> **Requirement**
In the data below, find every line that has the string "JSON", and copy it.

Source records:

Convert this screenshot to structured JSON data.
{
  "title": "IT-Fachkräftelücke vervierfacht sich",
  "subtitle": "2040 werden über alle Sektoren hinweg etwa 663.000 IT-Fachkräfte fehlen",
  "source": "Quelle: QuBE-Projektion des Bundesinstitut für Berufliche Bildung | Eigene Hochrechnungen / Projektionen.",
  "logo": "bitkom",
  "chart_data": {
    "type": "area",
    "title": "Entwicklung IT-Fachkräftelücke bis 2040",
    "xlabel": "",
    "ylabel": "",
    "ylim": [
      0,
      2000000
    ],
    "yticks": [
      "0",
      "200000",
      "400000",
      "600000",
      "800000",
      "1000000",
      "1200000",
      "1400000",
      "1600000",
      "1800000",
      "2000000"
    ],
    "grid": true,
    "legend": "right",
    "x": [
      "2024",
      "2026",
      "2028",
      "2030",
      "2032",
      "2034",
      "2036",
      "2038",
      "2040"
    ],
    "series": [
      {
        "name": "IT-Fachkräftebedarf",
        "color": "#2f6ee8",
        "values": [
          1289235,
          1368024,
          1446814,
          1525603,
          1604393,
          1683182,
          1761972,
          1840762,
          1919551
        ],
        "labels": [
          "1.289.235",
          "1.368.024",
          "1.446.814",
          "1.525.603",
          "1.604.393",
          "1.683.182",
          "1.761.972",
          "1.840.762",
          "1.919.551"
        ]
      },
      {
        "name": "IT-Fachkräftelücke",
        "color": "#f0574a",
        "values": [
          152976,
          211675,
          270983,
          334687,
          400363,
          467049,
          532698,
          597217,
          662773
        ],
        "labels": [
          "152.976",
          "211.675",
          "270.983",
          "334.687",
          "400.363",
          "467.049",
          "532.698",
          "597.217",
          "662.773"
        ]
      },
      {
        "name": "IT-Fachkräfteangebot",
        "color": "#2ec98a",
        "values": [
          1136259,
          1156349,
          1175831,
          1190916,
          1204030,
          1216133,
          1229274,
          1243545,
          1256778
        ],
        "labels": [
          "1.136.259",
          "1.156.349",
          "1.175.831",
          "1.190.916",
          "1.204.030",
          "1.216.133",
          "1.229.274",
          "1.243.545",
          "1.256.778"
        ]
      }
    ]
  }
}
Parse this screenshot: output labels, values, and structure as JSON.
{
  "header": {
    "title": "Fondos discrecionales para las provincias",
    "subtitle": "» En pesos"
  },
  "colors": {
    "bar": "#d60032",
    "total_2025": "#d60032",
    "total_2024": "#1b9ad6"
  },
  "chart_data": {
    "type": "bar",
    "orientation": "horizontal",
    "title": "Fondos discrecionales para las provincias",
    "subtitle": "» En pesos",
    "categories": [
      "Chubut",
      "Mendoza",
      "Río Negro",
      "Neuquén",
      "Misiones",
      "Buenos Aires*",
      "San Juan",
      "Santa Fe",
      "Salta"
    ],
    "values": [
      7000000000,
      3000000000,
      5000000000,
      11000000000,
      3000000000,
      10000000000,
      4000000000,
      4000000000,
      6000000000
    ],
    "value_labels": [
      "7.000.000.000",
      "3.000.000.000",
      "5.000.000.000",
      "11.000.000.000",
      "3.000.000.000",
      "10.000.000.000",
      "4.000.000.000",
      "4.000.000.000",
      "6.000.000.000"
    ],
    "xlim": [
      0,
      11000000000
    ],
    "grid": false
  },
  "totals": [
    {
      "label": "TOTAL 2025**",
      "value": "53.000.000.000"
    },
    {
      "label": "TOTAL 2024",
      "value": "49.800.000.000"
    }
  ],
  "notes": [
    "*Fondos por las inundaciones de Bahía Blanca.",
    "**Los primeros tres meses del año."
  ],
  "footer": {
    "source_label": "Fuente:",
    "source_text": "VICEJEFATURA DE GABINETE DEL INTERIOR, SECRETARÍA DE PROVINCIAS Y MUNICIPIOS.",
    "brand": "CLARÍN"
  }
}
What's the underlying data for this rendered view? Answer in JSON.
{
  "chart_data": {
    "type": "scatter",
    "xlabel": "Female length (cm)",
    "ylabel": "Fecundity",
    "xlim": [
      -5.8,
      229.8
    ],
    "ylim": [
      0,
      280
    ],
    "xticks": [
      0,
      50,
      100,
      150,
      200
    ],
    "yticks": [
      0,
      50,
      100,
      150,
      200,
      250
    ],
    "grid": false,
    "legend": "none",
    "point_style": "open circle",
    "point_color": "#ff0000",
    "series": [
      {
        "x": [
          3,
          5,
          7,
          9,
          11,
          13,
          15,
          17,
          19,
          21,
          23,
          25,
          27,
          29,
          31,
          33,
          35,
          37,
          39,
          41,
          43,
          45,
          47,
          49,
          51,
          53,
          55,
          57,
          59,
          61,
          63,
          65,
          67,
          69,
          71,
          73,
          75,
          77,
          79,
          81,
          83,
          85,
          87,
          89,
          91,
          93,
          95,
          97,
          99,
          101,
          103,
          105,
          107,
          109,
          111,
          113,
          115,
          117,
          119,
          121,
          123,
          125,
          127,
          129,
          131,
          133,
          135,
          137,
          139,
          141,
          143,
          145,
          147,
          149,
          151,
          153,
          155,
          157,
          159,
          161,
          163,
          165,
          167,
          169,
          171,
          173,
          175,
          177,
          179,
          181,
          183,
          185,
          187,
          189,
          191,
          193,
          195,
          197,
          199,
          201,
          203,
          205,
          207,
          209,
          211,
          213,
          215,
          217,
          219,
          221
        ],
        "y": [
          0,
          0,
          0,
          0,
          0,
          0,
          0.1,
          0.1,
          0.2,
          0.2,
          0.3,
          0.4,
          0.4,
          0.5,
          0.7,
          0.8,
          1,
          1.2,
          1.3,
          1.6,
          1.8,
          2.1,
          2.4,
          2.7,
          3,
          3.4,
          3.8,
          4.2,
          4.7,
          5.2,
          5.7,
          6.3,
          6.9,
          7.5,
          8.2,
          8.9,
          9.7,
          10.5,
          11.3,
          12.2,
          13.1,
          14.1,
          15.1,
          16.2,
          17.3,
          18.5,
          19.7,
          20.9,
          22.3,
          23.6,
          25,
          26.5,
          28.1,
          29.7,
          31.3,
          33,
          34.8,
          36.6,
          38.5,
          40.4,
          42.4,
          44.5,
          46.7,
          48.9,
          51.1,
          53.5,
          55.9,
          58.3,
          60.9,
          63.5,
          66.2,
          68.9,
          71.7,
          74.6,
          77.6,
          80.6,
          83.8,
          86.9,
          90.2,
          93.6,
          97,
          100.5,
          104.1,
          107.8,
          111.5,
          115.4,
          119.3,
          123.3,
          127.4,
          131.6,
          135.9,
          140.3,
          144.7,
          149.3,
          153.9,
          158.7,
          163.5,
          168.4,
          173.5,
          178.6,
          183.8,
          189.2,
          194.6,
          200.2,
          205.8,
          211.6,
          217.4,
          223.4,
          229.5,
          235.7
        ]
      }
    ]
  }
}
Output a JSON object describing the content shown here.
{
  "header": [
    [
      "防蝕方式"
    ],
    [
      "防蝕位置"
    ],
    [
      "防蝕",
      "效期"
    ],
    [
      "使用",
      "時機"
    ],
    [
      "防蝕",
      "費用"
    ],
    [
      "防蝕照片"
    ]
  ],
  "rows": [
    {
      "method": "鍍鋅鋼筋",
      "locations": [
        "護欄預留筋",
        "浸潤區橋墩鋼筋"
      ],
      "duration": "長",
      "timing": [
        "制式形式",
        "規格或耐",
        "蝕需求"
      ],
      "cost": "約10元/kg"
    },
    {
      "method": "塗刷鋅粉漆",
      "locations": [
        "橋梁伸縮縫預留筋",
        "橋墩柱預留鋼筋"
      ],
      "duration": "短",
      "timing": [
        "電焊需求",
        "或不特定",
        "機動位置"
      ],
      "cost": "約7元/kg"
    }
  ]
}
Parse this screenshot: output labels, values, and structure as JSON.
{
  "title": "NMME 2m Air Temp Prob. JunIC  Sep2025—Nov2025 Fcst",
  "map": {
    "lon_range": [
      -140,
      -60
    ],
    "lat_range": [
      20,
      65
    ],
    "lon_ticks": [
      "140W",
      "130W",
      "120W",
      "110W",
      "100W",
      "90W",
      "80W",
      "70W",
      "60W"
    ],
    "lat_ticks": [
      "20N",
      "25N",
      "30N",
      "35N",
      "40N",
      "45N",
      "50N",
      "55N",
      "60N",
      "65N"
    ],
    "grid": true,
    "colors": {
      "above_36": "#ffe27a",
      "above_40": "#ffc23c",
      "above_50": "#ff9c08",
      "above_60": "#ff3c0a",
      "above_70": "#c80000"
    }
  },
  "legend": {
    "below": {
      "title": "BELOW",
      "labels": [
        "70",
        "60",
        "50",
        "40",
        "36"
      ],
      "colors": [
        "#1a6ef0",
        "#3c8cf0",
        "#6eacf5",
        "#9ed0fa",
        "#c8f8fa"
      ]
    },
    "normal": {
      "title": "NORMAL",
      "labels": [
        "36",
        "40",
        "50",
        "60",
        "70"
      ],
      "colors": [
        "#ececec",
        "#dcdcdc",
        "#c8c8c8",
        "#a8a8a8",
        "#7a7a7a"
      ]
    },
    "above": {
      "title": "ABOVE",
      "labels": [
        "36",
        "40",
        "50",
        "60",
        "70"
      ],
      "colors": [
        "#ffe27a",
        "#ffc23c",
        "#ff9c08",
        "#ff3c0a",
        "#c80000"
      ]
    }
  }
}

> **Reply to the exercise**
Convert this screenshot to structured JSON data.
Parse this screenshot: output labels, values, and structure as JSON.
What's the underlying data for this rendered view? Answer in JSON.
Output a JSON object describing the content shown here.
Parse this screenshot: output labels, values, and structure as JSON.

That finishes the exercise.